[Excerpt from a dataset]
___

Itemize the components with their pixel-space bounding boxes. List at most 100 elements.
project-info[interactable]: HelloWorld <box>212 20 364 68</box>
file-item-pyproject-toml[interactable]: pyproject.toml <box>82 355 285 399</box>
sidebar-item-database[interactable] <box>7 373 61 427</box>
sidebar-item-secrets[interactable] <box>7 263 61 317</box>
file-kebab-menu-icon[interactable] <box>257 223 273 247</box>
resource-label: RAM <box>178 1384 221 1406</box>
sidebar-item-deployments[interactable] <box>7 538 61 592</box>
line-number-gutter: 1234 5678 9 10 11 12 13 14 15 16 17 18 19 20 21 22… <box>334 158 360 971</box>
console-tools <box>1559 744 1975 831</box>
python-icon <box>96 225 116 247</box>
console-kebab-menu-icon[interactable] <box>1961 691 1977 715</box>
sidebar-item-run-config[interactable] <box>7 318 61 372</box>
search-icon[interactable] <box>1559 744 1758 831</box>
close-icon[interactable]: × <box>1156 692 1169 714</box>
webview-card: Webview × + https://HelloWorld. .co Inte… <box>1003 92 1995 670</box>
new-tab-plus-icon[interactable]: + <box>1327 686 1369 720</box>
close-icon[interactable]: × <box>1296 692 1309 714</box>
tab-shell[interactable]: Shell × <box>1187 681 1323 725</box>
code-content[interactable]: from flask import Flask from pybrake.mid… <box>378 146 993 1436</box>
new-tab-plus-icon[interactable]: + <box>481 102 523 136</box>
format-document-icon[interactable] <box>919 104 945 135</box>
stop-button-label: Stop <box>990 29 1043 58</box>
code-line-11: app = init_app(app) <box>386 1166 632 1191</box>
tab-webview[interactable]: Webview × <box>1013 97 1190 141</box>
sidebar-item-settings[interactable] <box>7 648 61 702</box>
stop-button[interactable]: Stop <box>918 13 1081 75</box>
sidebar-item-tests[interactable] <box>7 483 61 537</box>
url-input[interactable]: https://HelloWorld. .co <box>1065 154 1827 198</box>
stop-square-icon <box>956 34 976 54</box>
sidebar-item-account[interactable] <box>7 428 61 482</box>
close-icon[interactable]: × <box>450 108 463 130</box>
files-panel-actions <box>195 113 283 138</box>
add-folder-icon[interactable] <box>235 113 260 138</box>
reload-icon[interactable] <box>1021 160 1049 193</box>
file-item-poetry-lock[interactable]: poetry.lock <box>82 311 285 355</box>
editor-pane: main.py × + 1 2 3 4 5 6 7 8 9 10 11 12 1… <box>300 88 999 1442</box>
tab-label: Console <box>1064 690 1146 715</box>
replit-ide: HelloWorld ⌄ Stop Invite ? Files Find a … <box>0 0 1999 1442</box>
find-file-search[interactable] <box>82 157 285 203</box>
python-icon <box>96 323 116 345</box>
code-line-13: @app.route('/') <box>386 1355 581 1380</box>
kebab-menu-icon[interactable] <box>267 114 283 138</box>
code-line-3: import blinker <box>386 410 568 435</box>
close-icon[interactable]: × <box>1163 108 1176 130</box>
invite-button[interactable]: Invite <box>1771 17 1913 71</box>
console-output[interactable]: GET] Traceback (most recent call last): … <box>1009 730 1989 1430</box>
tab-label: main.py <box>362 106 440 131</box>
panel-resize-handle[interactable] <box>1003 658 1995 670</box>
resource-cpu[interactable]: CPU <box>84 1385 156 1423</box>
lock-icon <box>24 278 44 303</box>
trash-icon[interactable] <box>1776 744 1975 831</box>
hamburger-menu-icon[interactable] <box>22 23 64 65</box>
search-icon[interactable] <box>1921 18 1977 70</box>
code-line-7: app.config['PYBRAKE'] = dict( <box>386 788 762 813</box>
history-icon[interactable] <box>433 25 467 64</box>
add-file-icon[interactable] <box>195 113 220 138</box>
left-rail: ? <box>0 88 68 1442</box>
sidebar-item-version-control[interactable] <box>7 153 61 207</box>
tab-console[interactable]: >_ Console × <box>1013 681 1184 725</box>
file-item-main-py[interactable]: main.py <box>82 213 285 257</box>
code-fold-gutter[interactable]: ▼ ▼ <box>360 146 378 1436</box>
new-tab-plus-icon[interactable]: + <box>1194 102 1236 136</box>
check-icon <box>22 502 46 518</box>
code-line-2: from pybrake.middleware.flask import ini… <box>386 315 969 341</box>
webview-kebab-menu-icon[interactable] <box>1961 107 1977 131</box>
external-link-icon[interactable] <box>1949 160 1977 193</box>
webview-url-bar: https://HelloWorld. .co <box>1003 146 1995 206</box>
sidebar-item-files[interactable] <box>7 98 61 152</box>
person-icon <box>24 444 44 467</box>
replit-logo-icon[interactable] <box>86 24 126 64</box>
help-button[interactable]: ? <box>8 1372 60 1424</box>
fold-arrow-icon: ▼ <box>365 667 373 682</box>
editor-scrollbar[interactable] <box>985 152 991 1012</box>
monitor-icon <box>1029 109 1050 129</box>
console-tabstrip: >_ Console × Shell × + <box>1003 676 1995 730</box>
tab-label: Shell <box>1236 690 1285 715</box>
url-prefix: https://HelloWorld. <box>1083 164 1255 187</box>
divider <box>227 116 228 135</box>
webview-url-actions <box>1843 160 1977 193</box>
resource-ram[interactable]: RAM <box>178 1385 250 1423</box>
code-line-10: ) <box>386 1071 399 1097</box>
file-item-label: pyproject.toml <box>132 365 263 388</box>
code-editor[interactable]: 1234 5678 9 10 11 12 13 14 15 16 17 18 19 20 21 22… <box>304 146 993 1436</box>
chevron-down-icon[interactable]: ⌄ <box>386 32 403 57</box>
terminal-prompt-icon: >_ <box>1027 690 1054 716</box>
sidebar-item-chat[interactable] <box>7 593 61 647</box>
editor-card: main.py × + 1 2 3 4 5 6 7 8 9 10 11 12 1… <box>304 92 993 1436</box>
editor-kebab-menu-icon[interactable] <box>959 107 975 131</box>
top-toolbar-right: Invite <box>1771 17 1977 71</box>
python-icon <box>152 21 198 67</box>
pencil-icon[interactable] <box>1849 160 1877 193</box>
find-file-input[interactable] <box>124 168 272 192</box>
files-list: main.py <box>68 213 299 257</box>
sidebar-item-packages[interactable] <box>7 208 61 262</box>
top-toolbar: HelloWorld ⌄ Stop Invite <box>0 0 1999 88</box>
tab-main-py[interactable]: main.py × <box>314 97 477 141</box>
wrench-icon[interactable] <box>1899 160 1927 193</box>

___

• _THE EXERCISE_: Copy every one of the rows above word for word, without changing a single character.

• _RESULT FOR THIS EXERCISE_:
Itemize the components with their pixel-space bounding boxes. List at most 100 elements.
project-info[interactable]: HelloWorld <box>212 20 364 68</box>
file-item-pyproject-toml[interactable]: pyproject.toml <box>82 355 285 399</box>
sidebar-item-database[interactable] <box>7 373 61 427</box>
sidebar-item-secrets[interactable] <box>7 263 61 317</box>
file-kebab-menu-icon[interactable] <box>257 223 273 247</box>
resource-label: RAM <box>178 1384 221 1406</box>
sidebar-item-deployments[interactable] <box>7 538 61 592</box>
line-number-gutter: 1234 5678 9 10 11 12 13 14 15 16 17 18 19 20 21 22… <box>334 158 360 971</box>
console-tools <box>1559 744 1975 831</box>
python-icon <box>96 225 116 247</box>
console-kebab-menu-icon[interactable] <box>1961 691 1977 715</box>
sidebar-item-run-config[interactable] <box>7 318 61 372</box>
search-icon[interactable] <box>1559 744 1758 831</box>
close-icon[interactable]: × <box>1156 692 1169 714</box>
webview-card: Webview × + https://HelloWorld. .co Inte… <box>1003 92 1995 670</box>
new-tab-plus-icon[interactable]: + <box>1327 686 1369 720</box>
close-icon[interactable]: × <box>1296 692 1309 714</box>
tab-shell[interactable]: Shell × <box>1187 681 1323 725</box>
code-content[interactable]: from flask import Flask from pybrake.mid… <box>378 146 993 1436</box>
new-tab-plus-icon[interactable]: + <box>481 102 523 136</box>
format-document-icon[interactable] <box>919 104 945 135</box>
stop-button-label: Stop <box>990 29 1043 58</box>
code-line-11: app = init_app(app) <box>386 1166 632 1191</box>
tab-webview[interactable]: Webview × <box>1013 97 1190 141</box>
sidebar-item-settings[interactable] <box>7 648 61 702</box>
stop-button[interactable]: Stop <box>918 13 1081 75</box>
sidebar-item-tests[interactable] <box>7 483 61 537</box>
url-input[interactable]: https://HelloWorld. .co <box>1065 154 1827 198</box>
stop-square-icon <box>956 34 976 54</box>
sidebar-item-account[interactable] <box>7 428 61 482</box>
close-icon[interactable]: × <box>450 108 463 130</box>
files-panel-actions <box>195 113 283 138</box>
add-folder-icon[interactable] <box>235 113 260 138</box>
reload-icon[interactable] <box>1021 160 1049 193</box>
file-item-poetry-lock[interactable]: poetry.lock <box>82 311 285 355</box>
editor-pane: main.py × + 1 2 3 4 5 6 7 8 9 10 11 12 1… <box>300 88 999 1442</box>
tab-label: Console <box>1064 690 1146 715</box>
replit-ide: HelloWorld ⌄ Stop Invite ? Files Find a … <box>0 0 1999 1442</box>
find-file-search[interactable] <box>82 157 285 203</box>
python-icon <box>96 323 116 345</box>
code-line-13: @app.route('/') <box>386 1355 581 1380</box>
kebab-menu-icon[interactable] <box>267 114 283 138</box>
code-line-3: import blinker <box>386 410 568 435</box>
close-icon[interactable]: × <box>1163 108 1176 130</box>
invite-button[interactable]: Invite <box>1771 17 1913 71</box>
console-output[interactable]: GET] Traceback (most recent call last): … <box>1009 730 1989 1430</box>
tab-label: main.py <box>362 106 440 131</box>
panel-resize-handle[interactable] <box>1003 658 1995 670</box>
resource-cpu[interactable]: CPU <box>84 1385 156 1423</box>
lock-icon <box>24 278 44 303</box>
trash-icon[interactable] <box>1776 744 1975 831</box>
hamburger-menu-icon[interactable] <box>22 23 64 65</box>
search-icon[interactable] <box>1921 18 1977 70</box>
code-line-7: app.config['PYBRAKE'] = dict( <box>386 788 762 813</box>
history-icon[interactable] <box>433 25 467 64</box>
add-file-icon[interactable] <box>195 113 220 138</box>
left-rail: ? <box>0 88 68 1442</box>
sidebar-item-version-control[interactable] <box>7 153 61 207</box>
tab-console[interactable]: >_ Console × <box>1013 681 1184 725</box>
file-item-main-py[interactable]: main.py <box>82 213 285 257</box>
code-fold-gutter[interactable]: ▼ ▼ <box>360 146 378 1436</box>
new-tab-plus-icon[interactable]: + <box>1194 102 1236 136</box>
check-icon <box>22 502 46 518</box>
code-line-2: from pybrake.middleware.flask import ini… <box>386 315 969 341</box>
webview-kebab-menu-icon[interactable] <box>1961 107 1977 131</box>
external-link-icon[interactable] <box>1949 160 1977 193</box>
webview-url-bar: https://HelloWorld. .co <box>1003 146 1995 206</box>
sidebar-item-files[interactable] <box>7 98 61 152</box>
person-icon <box>24 444 44 467</box>
replit-logo-icon[interactable] <box>86 24 126 64</box>
help-button[interactable]: ? <box>8 1372 60 1424</box>
fold-arrow-icon: ▼ <box>365 667 373 682</box>
editor-scrollbar[interactable] <box>985 152 991 1012</box>
monitor-icon <box>1029 109 1050 129</box>
console-tabstrip: >_ Console × Shell × + <box>1003 676 1995 730</box>
tab-label: Shell <box>1236 690 1285 715</box>
url-prefix: https://HelloWorld. <box>1083 164 1255 187</box>
divider <box>227 116 228 135</box>
webview-url-actions <box>1843 160 1977 193</box>
resource-ram[interactable]: RAM <box>178 1385 250 1423</box>
code-line-10: ) <box>386 1071 399 1097</box>
file-item-label: pyproject.toml <box>132 365 263 388</box>
code-editor[interactable]: 1234 5678 9 10 11 12 13 14 15 16 17 18 19 20 21 22… <box>304 146 993 1436</box>
chevron-down-icon[interactable]: ⌄ <box>386 32 403 57</box>
terminal-prompt-icon: >_ <box>1027 690 1054 716</box>
sidebar-item-chat[interactable] <box>7 593 61 647</box>
editor-card: main.py × + 1 2 3 4 5 6 7 8 9 10 11 12 1… <box>304 92 993 1436</box>
editor-kebab-menu-icon[interactable] <box>959 107 975 131</box>
top-toolbar-right: Invite <box>1771 17 1977 71</box>
python-icon <box>152 21 198 67</box>
pencil-icon[interactable] <box>1849 160 1877 193</box>
find-file-input[interactable] <box>124 168 272 192</box>
files-list: main.py <box>68 213 299 257</box>
sidebar-item-packages[interactable] <box>7 208 61 262</box>
top-toolbar: HelloWorld ⌄ Stop Invite <box>0 0 1999 88</box>
tab-main-py[interactable]: main.py × <box>314 97 477 141</box>
wrench-icon[interactable] <box>1899 160 1927 193</box>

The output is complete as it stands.